[Records for the exercise start]
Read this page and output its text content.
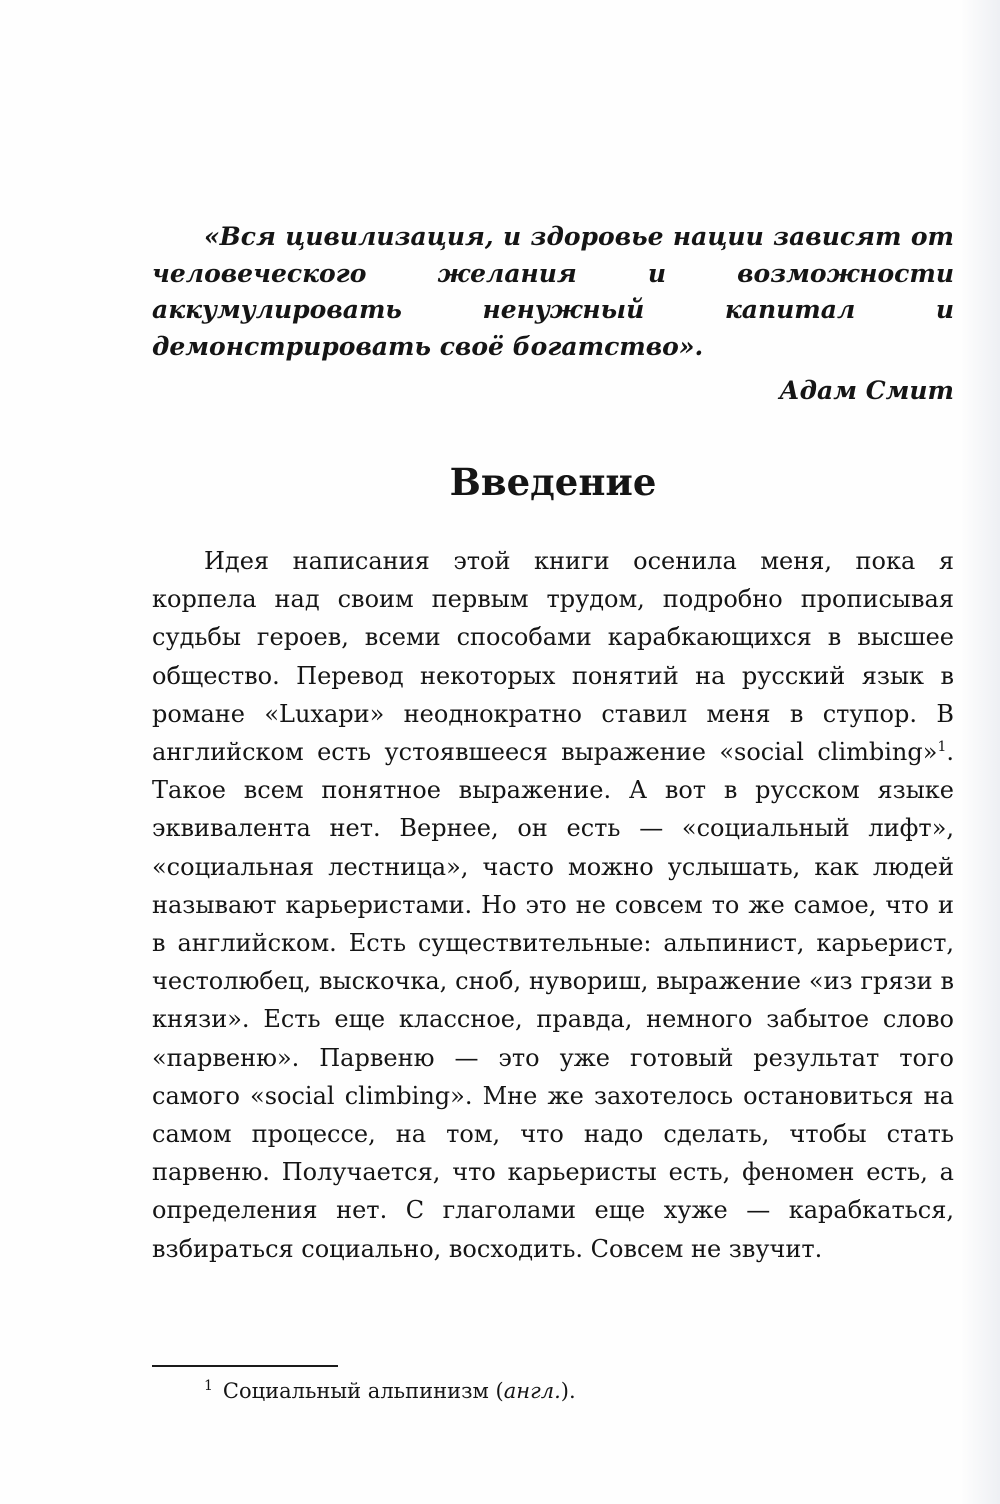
«Вся цивилизация, и здоровье нации зависят от человеческого желания и возможности аккумулировать ненужный капитал и демонстрировать своё богатство».

Адам Смит
Введение

Идея написания этой книги осенила меня, пока я корпела над своим первым трудом, подробно прописывая судьбы героев, всеми способами карабкающихся в высшее общество. Перевод некоторых понятий на русский язык в романе «Luxари» неоднократно ставил меня в ступор. В английском есть устоявшееся выражение «social climbing»$^1$. Такое всем понятное выражение. А вот в русском языке эквивалента нет. Вернее, он есть — «социальный лифт», «социальная лестница», часто можно услышать, как людей называют карьеристами. Но это не совсем то же самое, что и в английском. Есть существительные: альпинист, карьерист, честолюбец, выскочка, сноб, нувориш, выражение «из грязи в князи». Есть еще классное, правда, немного забытое слово «парвеню». Парвеню — это уже готовый результат того самого «social climbing». Мне же захотелось остановиться на самом процессе, на том, что надо сделать, чтобы стать парвеню. Получается, что карьеристы есть, феномен есть, а определения нет. С глаголами еще хуже — карабкаться, взбираться социально, восходить. Совсем не звучит.

$^1$ Социальный альпинизм (англ.).
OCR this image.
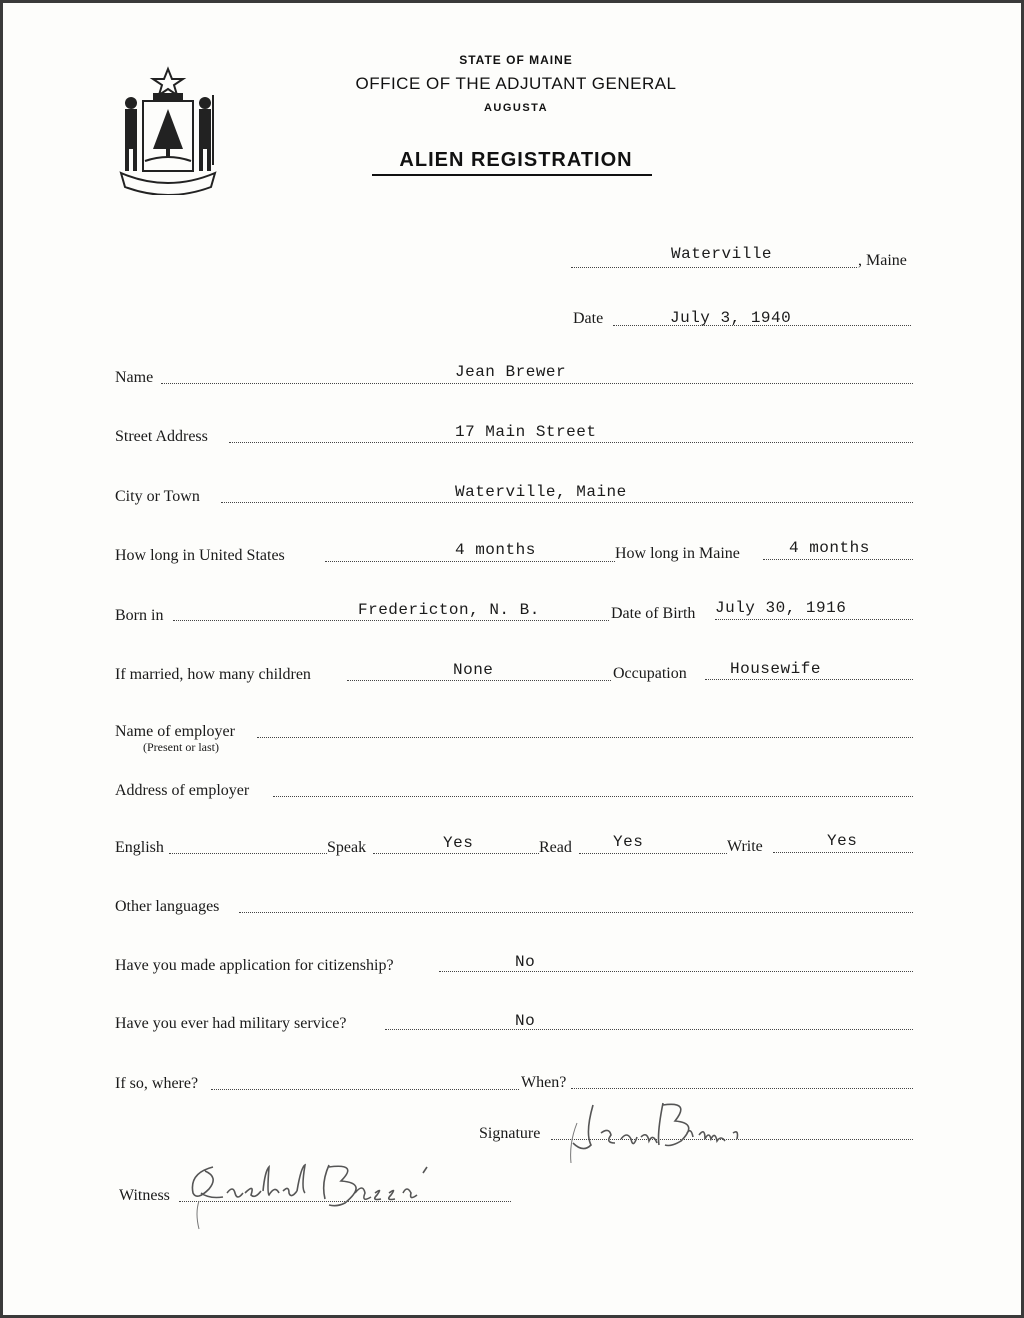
STATE OF MAINE
OFFICE OF THE ADJUTANT GENERAL
AUGUSTA
ALIEN REGISTRATION
Waterville	, Maine
Date	July 3, 1940
Name	Jean Brewer
Street Address	17 Main Street
City or Town	Waterville, Maine
How long in United States	4 months	How long in Maine	4 months
Born in	Fredericton, N. B.	Date of Birth July 30, 1916
If married, how many children	None	Occupation	Housewife
Name of employer
(Present or last)
Address of employer
English	Speak	Yes	Read	Yes	Write	Yes
Other languages
Have you made application for citizenship?	No
Have you ever had military service?	No
If so, where?	When?
Signature
Witness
[Records for the exercise end]
## [Problem to solve]
Transcribe every line from the records above without alteration, and leave out the images.

## [Result for this exercise]
Read this page and output its text content.
«Вся цивилизация, и здоровье нации зависят от человеческого желания и возможности аккумулировать ненужный капитал и демонстрировать своё богатство».

Адам Смит
Введение

Идея написания этой книги осенила меня, пока я корпела над своим первым трудом, подробно прописывая судьбы героев, всеми способами карабкающихся в высшее общество. Перевод некоторых понятий на русский язык в романе «Luxари» неоднократно ставил меня в ступор. В английском есть устоявшееся выражение «social climbing»$^1$. Такое всем понятное выражение. А вот в русском языке эквивалента нет. Вернее, он есть — «социальный лифт», «социальная лестница», часто можно услышать, как людей называют карьеристами. Но это не совсем то же самое, что и в английском. Есть существительные: альпинист, карьерист, честолюбец, выскочка, сноб, нувориш, выражение «из грязи в князи». Есть еще классное, правда, немного забытое слово «парвеню». Парвеню — это уже готовый результат того самого «social climbing». Мне же захотелось остановиться на самом процессе, на том, что надо сделать, чтобы стать парвеню. Получается, что карьеристы есть, феномен есть, а определения нет. С глаголами еще хуже — карабкаться, взбираться социально, восходить. Совсем не звучит.

$^1$ Социальный альпинизм (англ.).
OCR this image.
STATE OF MAINE
OFFICE OF THE ADJUTANT GENERAL
AUGUSTA
ALIEN REGISTRATION
Waterville	, Maine
Date	July 3, 1940
Name	Jean Brewer
Street Address	17 Main Street
City or Town	Waterville, Maine
How long in United States	4 months	How long in Maine	4 months
Born in	Fredericton, N. B.	Date of Birth July 30, 1916
If married, how many children	None	Occupation	Housewife
Name of employer
(Present or last)
Address of employer
English	Speak	Yes	Read	Yes	Write	Yes
Other languages
Have you made application for citizenship?	No
Have you ever had military service?	No
If so, where?	When?
Signature
Witness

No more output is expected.